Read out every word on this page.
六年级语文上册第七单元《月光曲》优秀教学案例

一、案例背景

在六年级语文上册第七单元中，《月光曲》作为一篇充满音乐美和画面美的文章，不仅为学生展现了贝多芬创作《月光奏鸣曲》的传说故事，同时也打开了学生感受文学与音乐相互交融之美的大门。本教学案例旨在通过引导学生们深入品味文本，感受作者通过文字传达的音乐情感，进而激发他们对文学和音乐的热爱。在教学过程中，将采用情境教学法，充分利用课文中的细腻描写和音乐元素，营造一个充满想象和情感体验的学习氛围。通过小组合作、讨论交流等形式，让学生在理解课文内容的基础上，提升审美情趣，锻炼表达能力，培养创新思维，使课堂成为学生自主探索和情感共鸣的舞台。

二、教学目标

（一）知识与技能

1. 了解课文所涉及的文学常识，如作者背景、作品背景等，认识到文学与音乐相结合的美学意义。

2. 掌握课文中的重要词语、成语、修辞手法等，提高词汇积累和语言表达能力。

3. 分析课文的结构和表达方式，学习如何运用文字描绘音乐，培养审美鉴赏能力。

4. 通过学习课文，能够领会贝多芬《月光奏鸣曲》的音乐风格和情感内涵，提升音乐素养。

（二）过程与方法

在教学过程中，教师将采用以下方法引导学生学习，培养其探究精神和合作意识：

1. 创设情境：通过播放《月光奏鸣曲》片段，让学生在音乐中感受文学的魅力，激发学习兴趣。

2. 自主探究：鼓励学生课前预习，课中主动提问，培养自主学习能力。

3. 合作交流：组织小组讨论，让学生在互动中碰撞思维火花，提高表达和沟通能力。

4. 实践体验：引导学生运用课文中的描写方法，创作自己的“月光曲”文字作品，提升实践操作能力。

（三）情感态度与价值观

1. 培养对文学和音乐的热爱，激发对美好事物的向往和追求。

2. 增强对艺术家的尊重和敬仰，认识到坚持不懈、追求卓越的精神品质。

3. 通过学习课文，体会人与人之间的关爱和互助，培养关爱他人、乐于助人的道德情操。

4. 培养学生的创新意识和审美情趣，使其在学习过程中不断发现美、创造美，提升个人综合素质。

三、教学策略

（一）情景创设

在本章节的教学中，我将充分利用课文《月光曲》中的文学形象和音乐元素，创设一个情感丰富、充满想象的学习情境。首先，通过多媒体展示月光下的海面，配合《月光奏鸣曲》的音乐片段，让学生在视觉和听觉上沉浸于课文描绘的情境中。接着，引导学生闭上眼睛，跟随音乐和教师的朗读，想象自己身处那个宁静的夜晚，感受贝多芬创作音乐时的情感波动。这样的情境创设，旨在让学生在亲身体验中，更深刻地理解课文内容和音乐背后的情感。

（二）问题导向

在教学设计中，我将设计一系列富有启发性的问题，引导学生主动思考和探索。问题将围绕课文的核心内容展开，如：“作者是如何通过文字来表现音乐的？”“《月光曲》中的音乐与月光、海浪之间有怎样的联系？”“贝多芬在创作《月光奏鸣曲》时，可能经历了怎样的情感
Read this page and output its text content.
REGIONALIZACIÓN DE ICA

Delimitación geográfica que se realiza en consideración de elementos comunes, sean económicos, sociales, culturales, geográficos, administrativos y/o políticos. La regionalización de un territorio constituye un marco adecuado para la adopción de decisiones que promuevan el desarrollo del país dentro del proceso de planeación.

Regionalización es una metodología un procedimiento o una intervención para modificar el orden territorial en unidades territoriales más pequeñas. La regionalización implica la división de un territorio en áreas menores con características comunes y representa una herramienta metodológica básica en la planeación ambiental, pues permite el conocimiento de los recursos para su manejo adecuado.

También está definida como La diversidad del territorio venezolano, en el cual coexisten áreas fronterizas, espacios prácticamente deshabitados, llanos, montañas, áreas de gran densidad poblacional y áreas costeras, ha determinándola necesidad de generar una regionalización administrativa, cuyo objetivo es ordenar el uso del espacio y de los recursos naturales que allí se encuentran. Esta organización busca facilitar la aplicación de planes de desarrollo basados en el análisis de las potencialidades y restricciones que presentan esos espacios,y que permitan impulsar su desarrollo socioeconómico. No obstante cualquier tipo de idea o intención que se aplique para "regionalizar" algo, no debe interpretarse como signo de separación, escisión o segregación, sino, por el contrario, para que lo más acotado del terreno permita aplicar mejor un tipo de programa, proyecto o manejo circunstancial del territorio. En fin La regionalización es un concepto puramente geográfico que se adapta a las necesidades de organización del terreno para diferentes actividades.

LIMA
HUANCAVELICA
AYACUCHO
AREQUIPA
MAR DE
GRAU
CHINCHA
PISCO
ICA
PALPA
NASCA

## [Aim of the exercise]
Give all the records again. Match them exactly.

## [Final result]
Read out every word on this page.
六年级语文上册第七单元《月光曲》优秀教学案例

一、案例背景

在六年级语文上册第七单元中，《月光曲》作为一篇充满音乐美和画面美的文章，不仅为学生展现了贝多芬创作《月光奏鸣曲》的传说故事，同时也打开了学生感受文学与音乐相互交融之美的大门。本教学案例旨在通过引导学生们深入品味文本，感受作者通过文字传达的音乐情感，进而激发他们对文学和音乐的热爱。在教学过程中，将采用情境教学法，充分利用课文中的细腻描写和音乐元素，营造一个充满想象和情感体验的学习氛围。通过小组合作、讨论交流等形式，让学生在理解课文内容的基础上，提升审美情趣，锻炼表达能力，培养创新思维，使课堂成为学生自主探索和情感共鸣的舞台。

二、教学目标

（一）知识与技能

1. 了解课文所涉及的文学常识，如作者背景、作品背景等，认识到文学与音乐相结合的美学意义。

2. 掌握课文中的重要词语、成语、修辞手法等，提高词汇积累和语言表达能力。

3. 分析课文的结构和表达方式，学习如何运用文字描绘音乐，培养审美鉴赏能力。

4. 通过学习课文，能够领会贝多芬《月光奏鸣曲》的音乐风格和情感内涵，提升音乐素养。

（二）过程与方法

在教学过程中，教师将采用以下方法引导学生学习，培养其探究精神和合作意识：

1. 创设情境：通过播放《月光奏鸣曲》片段，让学生在音乐中感受文学的魅力，激发学习兴趣。

2. 自主探究：鼓励学生课前预习，课中主动提问，培养自主学习能力。

3. 合作交流：组织小组讨论，让学生在互动中碰撞思维火花，提高表达和沟通能力。

4. 实践体验：引导学生运用课文中的描写方法，创作自己的“月光曲”文字作品，提升实践操作能力。

（三）情感态度与价值观

1. 培养对文学和音乐的热爱，激发对美好事物的向往和追求。

2. 增强对艺术家的尊重和敬仰，认识到坚持不懈、追求卓越的精神品质。

3. 通过学习课文，体会人与人之间的关爱和互助，培养关爱他人、乐于助人的道德情操。

4. 培养学生的创新意识和审美情趣，使其在学习过程中不断发现美、创造美，提升个人综合素质。

三、教学策略

（一）情景创设

在本章节的教学中，我将充分利用课文《月光曲》中的文学形象和音乐元素，创设一个情感丰富、充满想象的学习情境。首先，通过多媒体展示月光下的海面，配合《月光奏鸣曲》的音乐片段，让学生在视觉和听觉上沉浸于课文描绘的情境中。接着，引导学生闭上眼睛，跟随音乐和教师的朗读，想象自己身处那个宁静的夜晚，感受贝多芬创作音乐时的情感波动。这样的情境创设，旨在让学生在亲身体验中，更深刻地理解课文内容和音乐背后的情感。

（二）问题导向

在教学设计中，我将设计一系列富有启发性的问题，引导学生主动思考和探索。问题将围绕课文的核心内容展开，如：“作者是如何通过文字来表现音乐的？”“《月光曲》中的音乐与月光、海浪之间有怎样的联系？”“贝多芬在创作《月光奏鸣曲》时，可能经历了怎样的情感
Read this page and output its text content.
REGIONALIZACIÓN DE ICA

Delimitación geográfica que se realiza en consideración de elementos comunes, sean económicos, sociales, culturales, geográficos, administrativos y/o políticos. La regionalización de un territorio constituye un marco adecuado para la adopción de decisiones que promuevan el desarrollo del país dentro del proceso de planeación.

Regionalización es una metodología un procedimiento o una intervención para modificar el orden territorial en unidades territoriales más pequeñas. La regionalización implica la división de un territorio en áreas menores con características comunes y representa una herramienta metodológica básica en la planeación ambiental, pues permite el conocimiento de los recursos para su manejo adecuado.

También está definida como La diversidad del territorio venezolano, en el cual coexisten áreas fronterizas, espacios prácticamente deshabitados, llanos, montañas, áreas de gran densidad poblacional y áreas costeras, ha determinándola necesidad de generar una regionalización administrativa, cuyo objetivo es ordenar el uso del espacio y de los recursos naturales que allí se encuentran. Esta organización busca facilitar la aplicación de planes de desarrollo basados en el análisis de las potencialidades y restricciones que presentan esos espacios,y que permitan impulsar su desarrollo socioeconómico. No obstante cualquier tipo de idea o intención que se aplique para "regionalizar" algo, no debe interpretarse como signo de separación, escisión o segregación, sino, por el contrario, para que lo más acotado del terreno permita aplicar mejor un tipo de programa, proyecto o manejo circunstancial del territorio. En fin La regionalización es un concepto puramente geográfico que se adapta a las necesidades de organización del terreno para diferentes actividades.

LIMA
HUANCAVELICA
AYACUCHO
AREQUIPA
MAR DE
GRAU
CHINCHA
PISCO
ICA
PALPA
NASCA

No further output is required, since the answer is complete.